WHAT TO PRODUCE: Only lines with the word "category" are needed; collect each of them from the listing below.
[RECORDED DATA start]
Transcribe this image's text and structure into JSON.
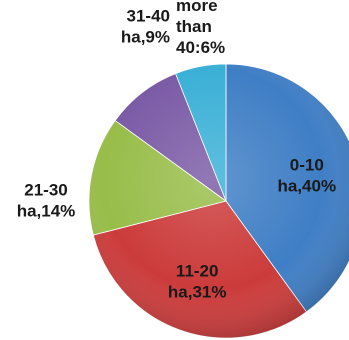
{
  "chart_data": {
    "type": "pie",
    "title": "",
    "start_angle_deg": 0,
    "direction": "clockwise",
    "slices": [
      {
        "category": "0-10 ha",
        "value": 40,
        "color": "#3f7ec5",
        "label_lines": [
          "0-10",
          "ha,40%"
        ],
        "label_color": "#1a1a1a",
        "label_position": "inside"
      },
      {
        "category": "11-20 ha",
        "value": 31,
        "color": "#cc3b3b",
        "label_lines": [
          "11-20",
          "ha,31%"
        ],
        "label_color": "#1a1a1a",
        "label_position": "inside"
      },
      {
        "category": "21-30 ha",
        "value": 14,
        "color": "#98bd4a",
        "label_lines": [
          "21-30",
          "ha,14%"
        ],
        "label_color": "#1a1a1a",
        "label_position": "outside-left"
      },
      {
        "category": "31-40 ha",
        "value": 9,
        "color": "#7b5ba6",
        "label_lines": [
          "31-40",
          "ha,9%"
        ],
        "label_color": "#1a1a1a",
        "label_position": "outside-top"
      },
      {
        "category": "more than 40",
        "value": 6,
        "color": "#3bb0d6",
        "label_lines": [
          "more",
          "than",
          "40:6%"
        ],
        "label_color": "#1a1a1a",
        "label_position": "outside-top"
      }
    ]
  }
}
[RECORDED DATA end]
RESPONSE TO THIS TASK:
        "category": "0-10 ha",
        "category": "11-20 ha",
        "category": "21-30 ha",
        "category": "31-40 ha",
        "category": "more than 40",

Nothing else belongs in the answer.